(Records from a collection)

——————————

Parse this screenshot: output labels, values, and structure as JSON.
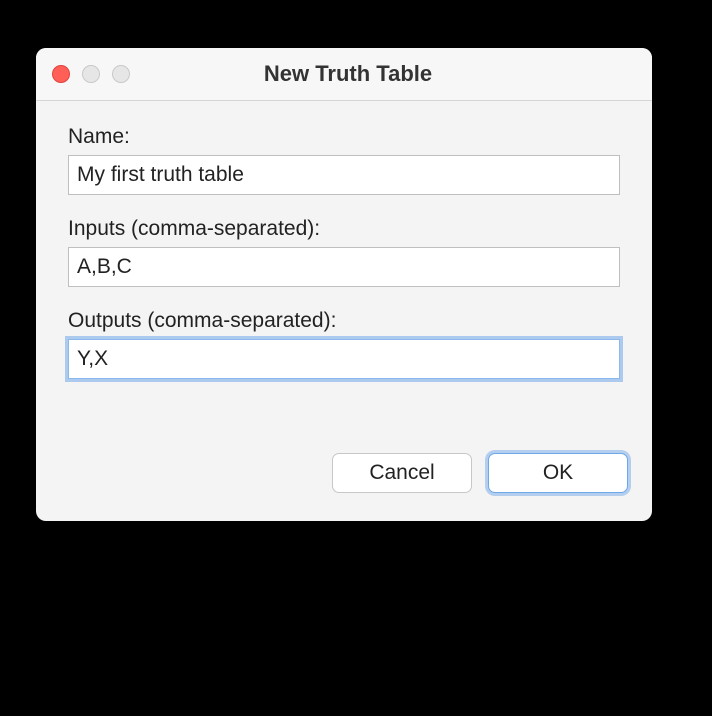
{
  "window": {
    "title": "New Truth Table"
  },
  "fields": {
    "name": {
      "label": "Name:",
      "value": "My first truth table"
    },
    "inputs": {
      "label": "Inputs (comma-separated):",
      "value": "A,B,C"
    },
    "outputs": {
      "label": "Outputs (comma-separated):",
      "value": "Y,X"
    }
  },
  "buttons": {
    "cancel": "Cancel",
    "ok": "OK"
  }
}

——————————

→ **Requirements**:
Repeat everything in the records precisely. Images are excluded from the copy.

→ **Finished exercise**:
Parse this screenshot: output labels, values, and structure as JSON.
{
  "window": {
    "title": "New Truth Table"
  },
  "fields": {
    "name": {
      "label": "Name:",
      "value": "My first truth table"
    },
    "inputs": {
      "label": "Inputs (comma-separated):",
      "value": "A,B,C"
    },
    "outputs": {
      "label": "Outputs (comma-separated):",
      "value": "Y,X"
    }
  },
  "buttons": {
    "cancel": "Cancel",
    "ok": "OK"
  }
}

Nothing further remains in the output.